__Data for processing__.
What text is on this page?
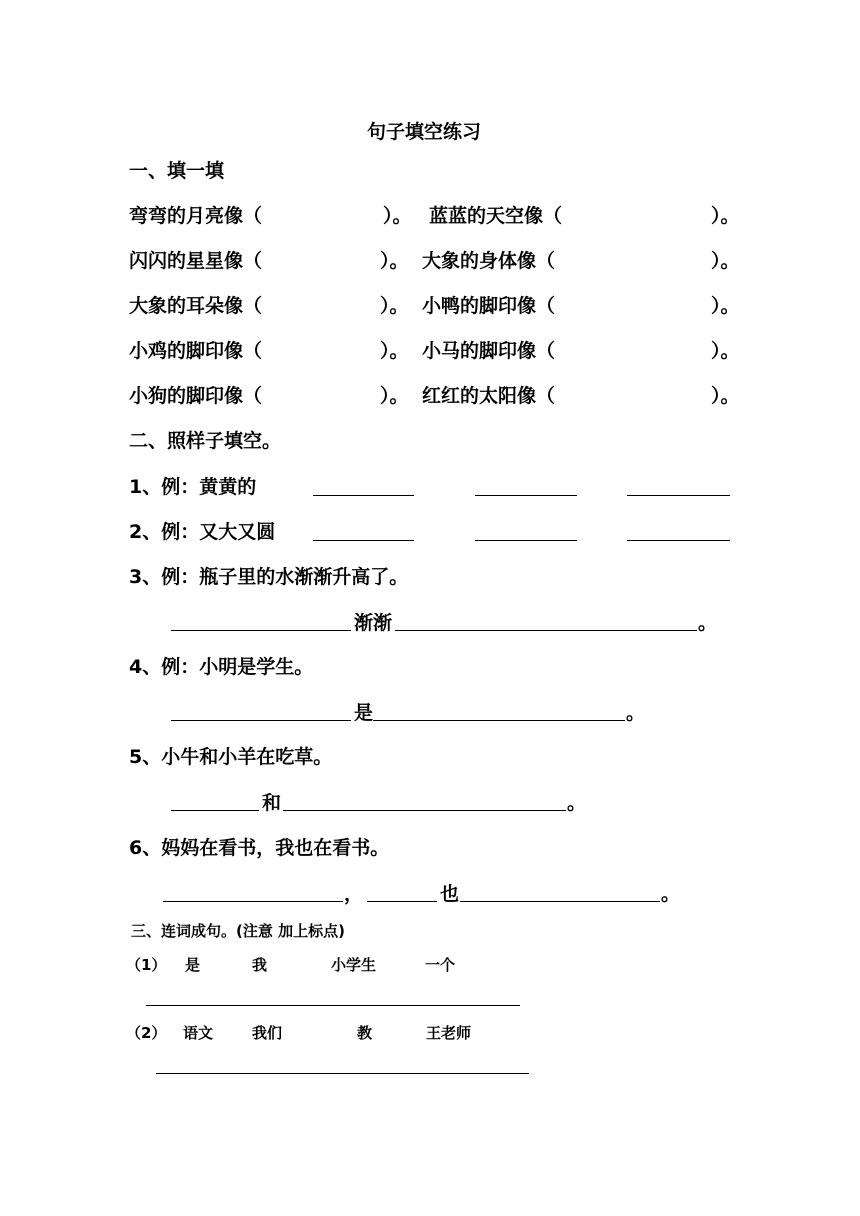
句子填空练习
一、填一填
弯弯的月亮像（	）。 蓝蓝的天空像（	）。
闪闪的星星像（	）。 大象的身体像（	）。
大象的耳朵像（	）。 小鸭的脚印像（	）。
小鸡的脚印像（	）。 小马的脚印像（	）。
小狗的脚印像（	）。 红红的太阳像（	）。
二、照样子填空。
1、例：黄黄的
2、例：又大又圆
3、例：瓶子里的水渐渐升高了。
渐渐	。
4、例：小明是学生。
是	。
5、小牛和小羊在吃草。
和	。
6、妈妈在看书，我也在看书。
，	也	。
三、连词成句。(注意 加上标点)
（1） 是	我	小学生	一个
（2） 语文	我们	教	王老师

__To do__. Transcribe the records word for word and include no pictures.

__Completed exercise__.
What text is on this page?
句子填空练习
一、填一填
弯弯的月亮像（	）。 蓝蓝的天空像（	）。
闪闪的星星像（	）。 大象的身体像（	）。
大象的耳朵像（	）。 小鸭的脚印像（	）。
小鸡的脚印像（	）。 小马的脚印像（	）。
小狗的脚印像（	）。 红红的太阳像（	）。
二、照样子填空。
1、例：黄黄的
2、例：又大又圆
3、例：瓶子里的水渐渐升高了。
渐渐	。
4、例：小明是学生。
是	。
5、小牛和小羊在吃草。
和	。
6、妈妈在看书，我也在看书。
，	也	。
三、连词成句。(注意 加上标点)
（1） 是	我	小学生	一个
（2） 语文	我们	教	王老师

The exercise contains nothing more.